**WHAT IS NEEDED**
Which lines hold the word "future"? Copy each one.
=== DATASET ROWS ===
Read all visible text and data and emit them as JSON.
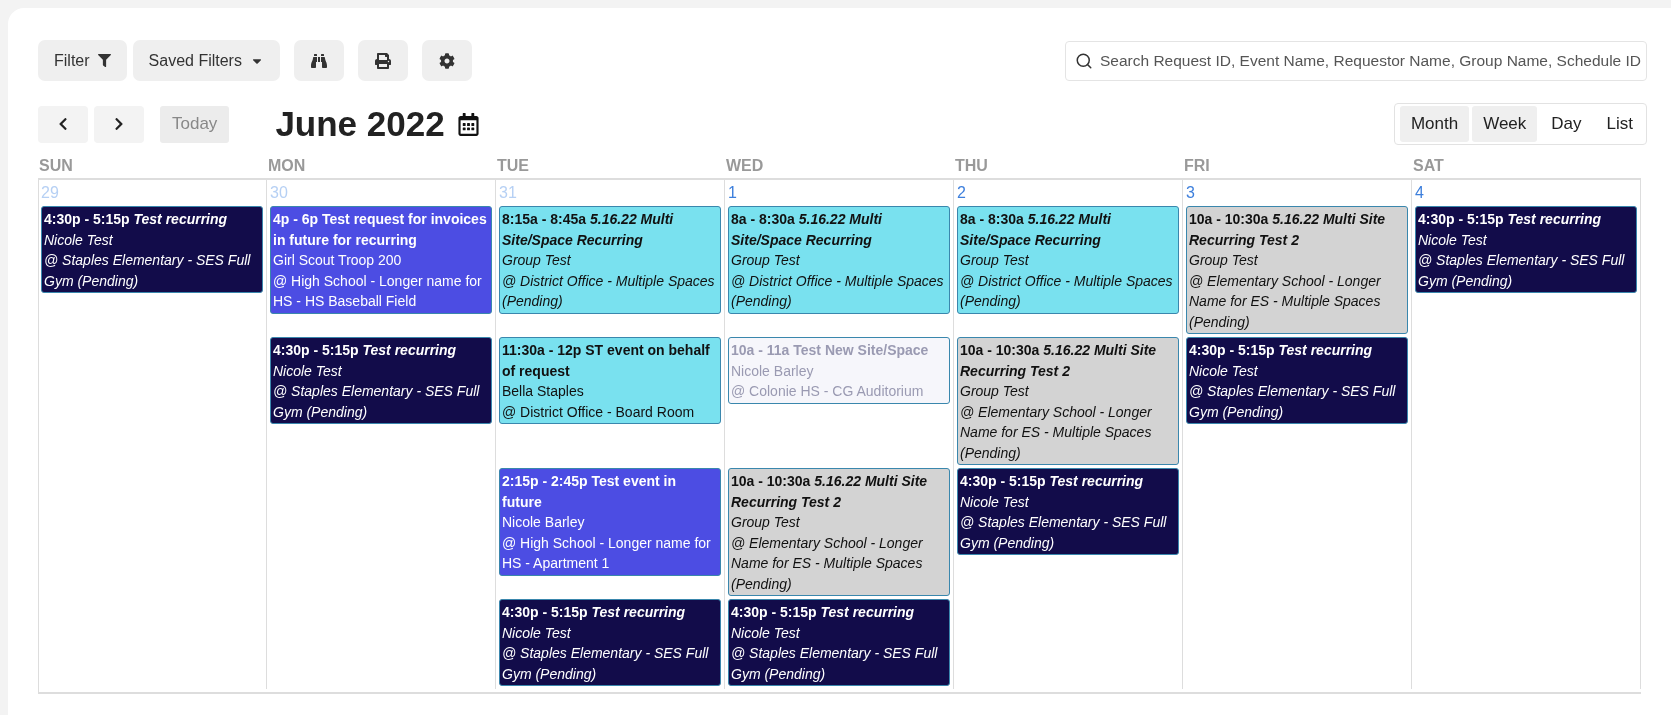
{
  "toolbar": {
    "buttons": [
      {
        "kind": "filter",
        "label": "Filter"
      },
      {
        "kind": "dropdown",
        "label": "Saved Filters"
      },
      {
        "kind": "binoculars"
      },
      {
        "kind": "print"
      },
      {
        "kind": "settings"
      }
    ],
    "search": {
      "placeholder": "Search Request ID, Event Name, Requestor Name, Group Name, Schedule ID"
    }
  },
  "navigation": {
    "today": {
      "label": "Today",
      "disabled": true
    },
    "title": "June 2022"
  },
  "views": [
    {
      "label": "Month",
      "selected": true
    },
    {
      "label": "Week",
      "selected": true
    },
    {
      "label": "Day",
      "selected": false
    },
    {
      "label": "List",
      "selected": false
    }
  ],
  "days": [
    {
      "name": "SUN",
      "date": "29",
      "other_month": true,
      "events": [
        {
          "time": "4:30p - 5:15p",
          "title": "Test recurring",
          "requester": "Nicole Test",
          "location": "@ Staples Elementary - SES Full Gym (Pending)",
          "color": "#120c4a",
          "italic": true,
          "faded": false
        }
      ]
    },
    {
      "name": "MON",
      "date": "30",
      "other_month": true,
      "events": [
        {
          "time": "4p - 6p",
          "title": "Test request for invoices in future for recurring",
          "requester": "Girl Scout Troop 200",
          "location": "@ High School - Longer name for HS - HS Baseball Field",
          "color": "#4c4de3",
          "italic": false,
          "faded": false
        },
        {
          "time": "4:30p - 5:15p",
          "title": "Test recurring",
          "requester": "Nicole Test",
          "location": "@ Staples Elementary - SES Full Gym (Pending)",
          "color": "#120c4a",
          "italic": true,
          "faded": false
        }
      ]
    },
    {
      "name": "TUE",
      "date": "31",
      "other_month": true,
      "events": [
        {
          "time": "8:15a - 8:45a",
          "title": "5.16.22 Multi Site/Space Recurring",
          "requester": "Group Test",
          "location": "@ District Office - Multiple Spaces (Pending)",
          "color": "#79e1ef",
          "italic": true,
          "faded": false
        },
        {
          "time": "11:30a - 12p",
          "title": "ST event on behalf of request",
          "requester": "Bella Staples",
          "location": "@ District Office - Board Room",
          "color": "#79e1ef",
          "italic": false,
          "faded": false
        },
        {
          "time": "2:15p - 2:45p",
          "title": "Test event in future",
          "requester": "Nicole Barley",
          "location": "@ High School - Longer name for HS - Apartment 1",
          "color": "#4c4de3",
          "italic": false,
          "faded": false
        },
        {
          "time": "4:30p - 5:15p",
          "title": "Test recurring",
          "requester": "Nicole Test",
          "location": "@ Staples Elementary - SES Full Gym (Pending)",
          "color": "#120c4a",
          "italic": true,
          "faded": false
        }
      ]
    },
    {
      "name": "WED",
      "date": "1",
      "other_month": false,
      "events": [
        {
          "time": "8a - 8:30a",
          "title": "5.16.22 Multi Site/Space Recurring",
          "requester": "Group Test",
          "location": "@ District Office - Multiple Spaces (Pending)",
          "color": "#79e1ef",
          "italic": true,
          "faded": false
        },
        {
          "time": "10a - 11a",
          "title": "Test New Site/Space",
          "requester": "Nicole Barley",
          "location": "@ Colonie HS - CG Auditorium",
          "color": "#f6f6fb",
          "italic": false,
          "faded": true
        },
        {
          "time": "10a - 10:30a",
          "title": "5.16.22 Multi Site Recurring Test 2",
          "requester": "Group Test",
          "location": "@ Elementary School - Longer Name for ES - Multiple Spaces (Pending)",
          "color": "#d3d3d3",
          "italic": true,
          "faded": false
        },
        {
          "time": "4:30p - 5:15p",
          "title": "Test recurring",
          "requester": "Nicole Test",
          "location": "@ Staples Elementary - SES Full Gym (Pending)",
          "color": "#120c4a",
          "italic": true,
          "faded": false
        }
      ]
    },
    {
      "name": "THU",
      "date": "2",
      "other_month": false,
      "events": [
        {
          "time": "8a - 8:30a",
          "title": "5.16.22 Multi Site/Space Recurring",
          "requester": "Group Test",
          "location": "@ District Office - Multiple Spaces (Pending)",
          "color": "#79e1ef",
          "italic": true,
          "faded": false
        },
        {
          "time": "10a - 10:30a",
          "title": "5.16.22 Multi Site Recurring Test 2",
          "requester": "Group Test",
          "location": "@ Elementary School - Longer Name for ES - Multiple Spaces (Pending)",
          "color": "#d3d3d3",
          "italic": true,
          "faded": false
        },
        {
          "time": "4:30p - 5:15p",
          "title": "Test recurring",
          "requester": "Nicole Test",
          "location": "@ Staples Elementary - SES Full Gym (Pending)",
          "color": "#120c4a",
          "italic": true,
          "faded": false
        }
      ]
    },
    {
      "name": "FRI",
      "date": "3",
      "other_month": false,
      "events": [
        {
          "time": "10a - 10:30a",
          "title": "5.16.22 Multi Site Recurring Test 2",
          "requester": "Group Test",
          "location": "@ Elementary School - Longer Name for ES - Multiple Spaces (Pending)",
          "color": "#d3d3d3",
          "italic": true,
          "faded": false
        },
        {
          "time": "4:30p - 5:15p",
          "title": "Test recurring",
          "requester": "Nicole Test",
          "location": "@ Staples Elementary - SES Full Gym (Pending)",
          "color": "#120c4a",
          "italic": true,
          "faded": false
        }
      ]
    },
    {
      "name": "SAT",
      "date": "4",
      "other_month": false,
      "events": [
        {
          "time": "4:30p - 5:15p",
          "title": "Test recurring",
          "requester": "Nicole Test",
          "location": "@ Staples Elementary - SES Full Gym (Pending)",
          "color": "#120c4a",
          "italic": true,
          "faded": false
        }
      ]
    }
  ]
}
===
**RESULT**
          "title": "Test request for invoices in future for recurring",
          "title": "Test event in future",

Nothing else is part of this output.